[Stored data]
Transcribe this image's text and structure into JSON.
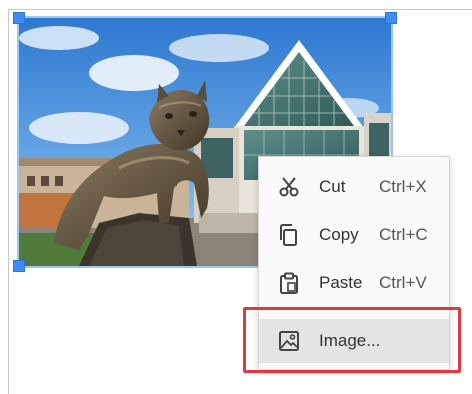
{
  "context_menu": {
    "items": [
      {
        "label": "Cut",
        "shortcut": "Ctrl+X",
        "icon": "scissors-icon"
      },
      {
        "label": "Copy",
        "shortcut": "Ctrl+C",
        "icon": "copy-icon"
      },
      {
        "label": "Paste",
        "shortcut": "Ctrl+V",
        "icon": "clipboard-icon"
      },
      {
        "label": "Image...",
        "icon": "image-icon",
        "highlighted": true
      }
    ]
  },
  "image": {
    "content": "photo-statue-building"
  },
  "colors": {
    "selection_handle": "#3d8df5",
    "highlight_box": "#e0393e",
    "menu_hover": "#e4e4e4"
  }
}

*What you have to do*
Nothing in the entries should change as you copy them, except that the pictures are left out.

*Complete answer*
Transcribe this image's text and structure into JSON.
{
  "context_menu": {
    "items": [
      {
        "label": "Cut",
        "shortcut": "Ctrl+X",
        "icon": "scissors-icon"
      },
      {
        "label": "Copy",
        "shortcut": "Ctrl+C",
        "icon": "copy-icon"
      },
      {
        "label": "Paste",
        "shortcut": "Ctrl+V",
        "icon": "clipboard-icon"
      },
      {
        "label": "Image...",
        "icon": "image-icon",
        "highlighted": true
      }
    ]
  },
  "image": {
    "content": "photo-statue-building"
  },
  "colors": {
    "selection_handle": "#3d8df5",
    "highlight_box": "#e0393e",
    "menu_hover": "#e4e4e4"
  }
}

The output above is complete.